Camrail

Publié le par Pensées et réflexions...

Le groupe français, gestionnaire du chemin du Cameroun, veut faire pression sur le gouvernement pour qu’il participe au programme d’investissement.

 

Le nouveau directeur général de Camrail ne prendra officiellement ses fonctions qu’en juillet, mais déjà il fourbit ses armes en prévision de la campagne qu’il devra mener dès qu’il aura pris ses quartiers à Douala. Didier Vandenbon doit en effet convaincre les autorités camerounaises de contribuer de façon significative à l’effort global d’investissement pour le redressement  de l’entreprise de transport ferroviaire. Le groupe Bolloré, titulaire depuis 1999 et pour trente ans de la concession d’exploitation de l’unique chemin de fer du pays, estime que le coût de cette privatisation est essentiellement à sa charge, alors que les retombées bénéficient principalement au Cameroun. « Il faut tout revoir, tout redessiner, rééquilibrer la base de cette collaboration, pour faire en sorte que nous soyons véritablement dans un partenariat gagnant-gagnant et même que, tout simplement, cette privatisation ait un sens », affirme Dominique Lafont, le directeur général Afrique des activités du groupe.

++++

- [CONSIGNES DE L'EXERCICE] Pouvez-vous citer tout le passage de l'article sur Camrail ci-dessus qui va de « Publié le par » jusqu'à « au programme d’investissement. » ?

- [SEGMENT DE DONNÉES]

++++

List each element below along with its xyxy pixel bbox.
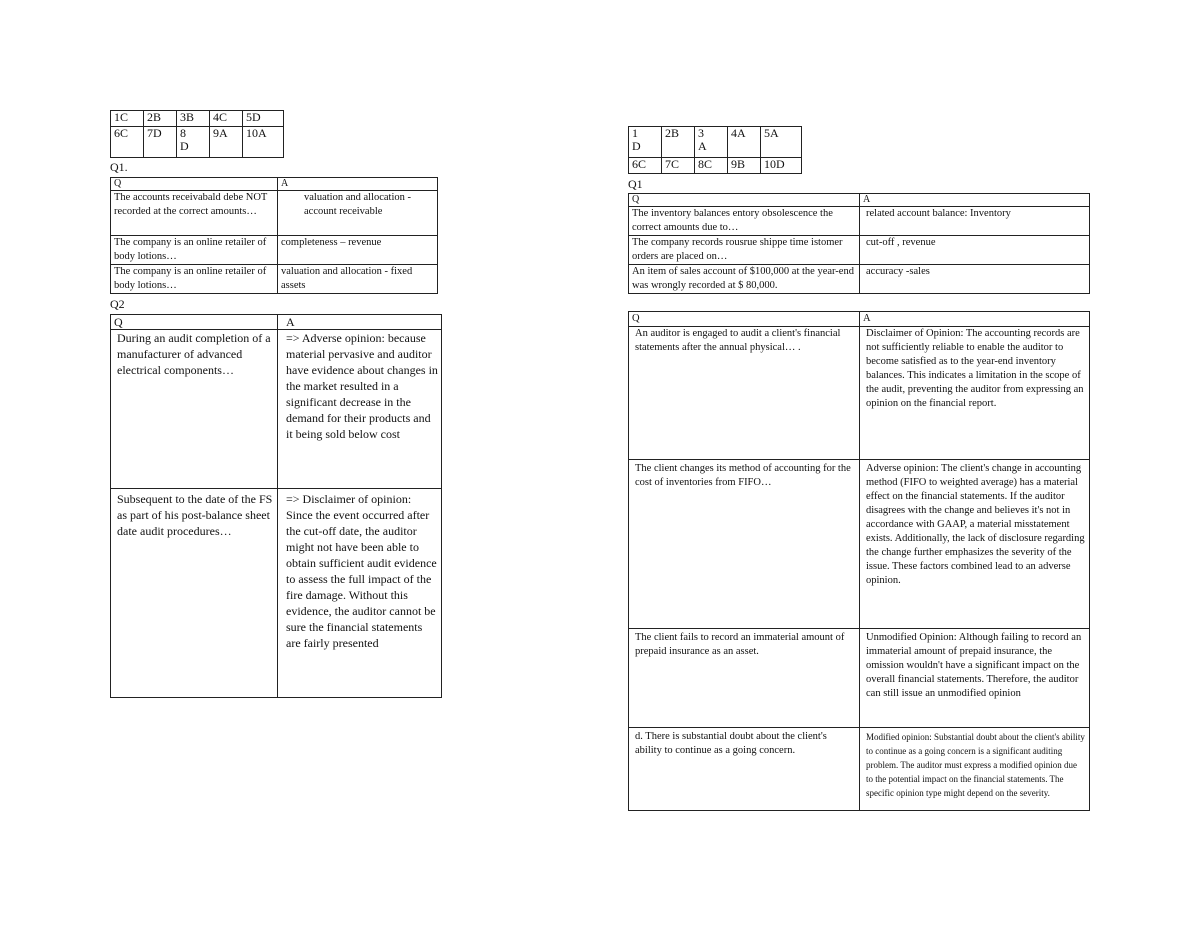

++++

- [RÉPONSE COMPLÈTE]
Publié le par Pensées et réflexions...

Le groupe français, gestionnaire du chemin du Cameroun, veut faire pression sur le gouvernement pour qu’il participe au programme d’investissement.